Brief ->
Only the number is wanted: count the lines in the data with "Unfiltered" in them.

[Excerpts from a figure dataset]
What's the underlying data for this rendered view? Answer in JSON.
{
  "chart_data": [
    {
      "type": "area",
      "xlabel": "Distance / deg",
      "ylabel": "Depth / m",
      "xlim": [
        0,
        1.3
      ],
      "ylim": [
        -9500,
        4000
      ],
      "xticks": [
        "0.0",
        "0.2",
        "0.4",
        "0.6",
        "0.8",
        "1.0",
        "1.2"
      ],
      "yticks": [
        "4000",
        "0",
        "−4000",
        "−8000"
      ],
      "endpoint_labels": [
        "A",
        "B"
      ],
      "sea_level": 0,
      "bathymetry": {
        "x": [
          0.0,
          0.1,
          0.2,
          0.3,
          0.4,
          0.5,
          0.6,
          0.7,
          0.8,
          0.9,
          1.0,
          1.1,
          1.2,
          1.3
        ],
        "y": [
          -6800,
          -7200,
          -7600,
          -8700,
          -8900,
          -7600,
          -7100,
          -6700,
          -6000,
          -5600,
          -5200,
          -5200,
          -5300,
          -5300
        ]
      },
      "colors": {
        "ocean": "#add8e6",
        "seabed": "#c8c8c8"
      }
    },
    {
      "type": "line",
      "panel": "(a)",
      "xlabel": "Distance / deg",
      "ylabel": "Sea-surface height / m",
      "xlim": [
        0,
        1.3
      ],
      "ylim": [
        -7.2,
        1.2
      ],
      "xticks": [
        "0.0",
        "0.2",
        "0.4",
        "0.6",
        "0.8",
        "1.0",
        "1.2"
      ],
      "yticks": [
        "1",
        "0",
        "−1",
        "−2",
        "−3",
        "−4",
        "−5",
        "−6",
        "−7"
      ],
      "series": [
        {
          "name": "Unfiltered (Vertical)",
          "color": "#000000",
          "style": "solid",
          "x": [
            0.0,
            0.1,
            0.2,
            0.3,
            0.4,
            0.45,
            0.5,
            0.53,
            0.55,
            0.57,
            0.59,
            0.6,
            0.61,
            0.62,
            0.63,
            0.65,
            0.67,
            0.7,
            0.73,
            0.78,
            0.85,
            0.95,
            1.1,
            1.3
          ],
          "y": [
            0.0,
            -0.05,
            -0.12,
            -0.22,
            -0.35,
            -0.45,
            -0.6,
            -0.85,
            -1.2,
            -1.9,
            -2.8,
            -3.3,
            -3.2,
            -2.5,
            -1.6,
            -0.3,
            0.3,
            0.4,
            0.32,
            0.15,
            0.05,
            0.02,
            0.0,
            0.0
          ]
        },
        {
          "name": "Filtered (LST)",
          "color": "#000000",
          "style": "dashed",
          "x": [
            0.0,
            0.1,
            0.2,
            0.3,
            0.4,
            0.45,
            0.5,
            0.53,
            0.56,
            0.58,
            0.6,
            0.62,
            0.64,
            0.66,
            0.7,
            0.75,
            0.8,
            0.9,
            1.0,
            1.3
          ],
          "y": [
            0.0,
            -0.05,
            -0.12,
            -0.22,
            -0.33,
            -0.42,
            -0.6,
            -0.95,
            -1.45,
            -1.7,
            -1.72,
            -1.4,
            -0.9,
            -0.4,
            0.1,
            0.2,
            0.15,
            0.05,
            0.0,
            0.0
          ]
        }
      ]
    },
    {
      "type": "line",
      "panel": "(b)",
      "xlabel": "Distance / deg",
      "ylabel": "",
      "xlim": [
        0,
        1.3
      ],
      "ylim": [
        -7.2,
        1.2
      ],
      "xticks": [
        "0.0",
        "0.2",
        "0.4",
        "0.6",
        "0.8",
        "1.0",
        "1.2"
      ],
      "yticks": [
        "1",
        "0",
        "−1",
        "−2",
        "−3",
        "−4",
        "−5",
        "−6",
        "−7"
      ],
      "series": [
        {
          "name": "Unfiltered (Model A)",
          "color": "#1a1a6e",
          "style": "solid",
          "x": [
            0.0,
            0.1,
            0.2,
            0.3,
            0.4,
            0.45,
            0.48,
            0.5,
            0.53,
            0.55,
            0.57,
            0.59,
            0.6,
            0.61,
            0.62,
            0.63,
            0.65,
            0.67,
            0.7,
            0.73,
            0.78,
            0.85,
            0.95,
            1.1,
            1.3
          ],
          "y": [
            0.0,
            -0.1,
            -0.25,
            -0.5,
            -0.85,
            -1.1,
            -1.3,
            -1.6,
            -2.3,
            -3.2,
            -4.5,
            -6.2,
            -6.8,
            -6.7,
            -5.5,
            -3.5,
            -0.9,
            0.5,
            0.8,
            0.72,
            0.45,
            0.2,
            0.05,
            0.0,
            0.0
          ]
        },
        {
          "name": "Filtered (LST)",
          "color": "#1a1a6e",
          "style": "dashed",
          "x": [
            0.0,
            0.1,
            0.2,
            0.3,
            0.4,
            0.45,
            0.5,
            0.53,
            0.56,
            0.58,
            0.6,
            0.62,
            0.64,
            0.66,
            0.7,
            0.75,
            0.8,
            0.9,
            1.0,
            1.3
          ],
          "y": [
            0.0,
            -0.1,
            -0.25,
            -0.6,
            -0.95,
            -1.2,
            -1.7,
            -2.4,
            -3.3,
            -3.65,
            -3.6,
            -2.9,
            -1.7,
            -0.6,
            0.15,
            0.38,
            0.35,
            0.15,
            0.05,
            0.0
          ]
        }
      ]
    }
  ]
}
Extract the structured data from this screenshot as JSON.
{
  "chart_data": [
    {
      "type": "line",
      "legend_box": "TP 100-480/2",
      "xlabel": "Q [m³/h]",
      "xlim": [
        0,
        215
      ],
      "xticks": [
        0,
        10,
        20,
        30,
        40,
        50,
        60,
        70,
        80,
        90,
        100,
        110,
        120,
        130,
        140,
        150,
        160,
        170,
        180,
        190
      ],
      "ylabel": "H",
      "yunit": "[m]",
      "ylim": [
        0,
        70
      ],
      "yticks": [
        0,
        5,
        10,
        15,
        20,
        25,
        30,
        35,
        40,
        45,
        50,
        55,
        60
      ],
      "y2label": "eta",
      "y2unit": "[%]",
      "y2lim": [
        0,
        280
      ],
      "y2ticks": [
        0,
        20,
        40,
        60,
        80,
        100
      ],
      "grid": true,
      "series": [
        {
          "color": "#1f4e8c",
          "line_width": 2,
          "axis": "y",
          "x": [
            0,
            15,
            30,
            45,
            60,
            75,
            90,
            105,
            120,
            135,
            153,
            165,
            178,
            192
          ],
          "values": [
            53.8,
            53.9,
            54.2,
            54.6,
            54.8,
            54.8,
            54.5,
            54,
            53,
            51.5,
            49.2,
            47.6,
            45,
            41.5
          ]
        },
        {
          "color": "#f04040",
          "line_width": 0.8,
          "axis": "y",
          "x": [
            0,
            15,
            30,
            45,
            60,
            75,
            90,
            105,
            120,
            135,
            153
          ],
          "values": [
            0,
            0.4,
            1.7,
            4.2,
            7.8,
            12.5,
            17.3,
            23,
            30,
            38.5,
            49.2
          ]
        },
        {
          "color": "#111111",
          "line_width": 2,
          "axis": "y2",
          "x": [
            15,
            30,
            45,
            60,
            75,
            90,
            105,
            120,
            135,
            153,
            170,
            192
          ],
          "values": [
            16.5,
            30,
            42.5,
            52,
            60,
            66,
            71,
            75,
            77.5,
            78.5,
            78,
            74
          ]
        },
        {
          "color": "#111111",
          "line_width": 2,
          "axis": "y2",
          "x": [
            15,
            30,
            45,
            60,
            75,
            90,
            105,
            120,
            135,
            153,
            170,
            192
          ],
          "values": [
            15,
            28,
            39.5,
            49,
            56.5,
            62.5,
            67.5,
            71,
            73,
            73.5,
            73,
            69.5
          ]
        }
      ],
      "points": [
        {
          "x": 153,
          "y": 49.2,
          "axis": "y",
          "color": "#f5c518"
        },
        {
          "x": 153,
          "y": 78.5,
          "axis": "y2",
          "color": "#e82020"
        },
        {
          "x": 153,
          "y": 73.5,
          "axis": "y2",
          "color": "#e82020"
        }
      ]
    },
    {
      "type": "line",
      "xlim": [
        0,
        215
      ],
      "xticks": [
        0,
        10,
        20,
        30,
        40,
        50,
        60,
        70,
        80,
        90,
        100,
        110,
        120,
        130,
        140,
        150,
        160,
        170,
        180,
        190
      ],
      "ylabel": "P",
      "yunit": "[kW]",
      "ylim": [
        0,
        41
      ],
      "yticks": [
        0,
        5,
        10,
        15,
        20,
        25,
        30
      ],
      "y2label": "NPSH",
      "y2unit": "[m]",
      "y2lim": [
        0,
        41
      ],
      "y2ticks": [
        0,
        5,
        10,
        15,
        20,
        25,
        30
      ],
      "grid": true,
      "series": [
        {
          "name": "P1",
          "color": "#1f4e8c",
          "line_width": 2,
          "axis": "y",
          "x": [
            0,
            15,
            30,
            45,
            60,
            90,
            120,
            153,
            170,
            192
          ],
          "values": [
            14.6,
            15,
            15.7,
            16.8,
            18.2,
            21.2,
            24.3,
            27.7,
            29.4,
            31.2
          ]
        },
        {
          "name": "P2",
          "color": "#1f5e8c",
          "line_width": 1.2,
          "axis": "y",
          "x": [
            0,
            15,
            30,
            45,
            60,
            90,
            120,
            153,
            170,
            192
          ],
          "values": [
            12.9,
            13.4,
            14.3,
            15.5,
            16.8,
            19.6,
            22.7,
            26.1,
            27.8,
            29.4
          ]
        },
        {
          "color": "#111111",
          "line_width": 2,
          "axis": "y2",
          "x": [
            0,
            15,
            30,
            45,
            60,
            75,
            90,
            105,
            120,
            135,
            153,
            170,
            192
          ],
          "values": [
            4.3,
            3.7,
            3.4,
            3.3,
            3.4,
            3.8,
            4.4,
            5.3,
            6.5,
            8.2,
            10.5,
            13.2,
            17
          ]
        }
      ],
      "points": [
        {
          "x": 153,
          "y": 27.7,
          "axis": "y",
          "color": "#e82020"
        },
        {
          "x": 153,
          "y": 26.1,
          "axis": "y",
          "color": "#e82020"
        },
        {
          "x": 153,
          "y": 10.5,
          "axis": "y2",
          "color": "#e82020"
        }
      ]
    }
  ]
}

The reply ->
2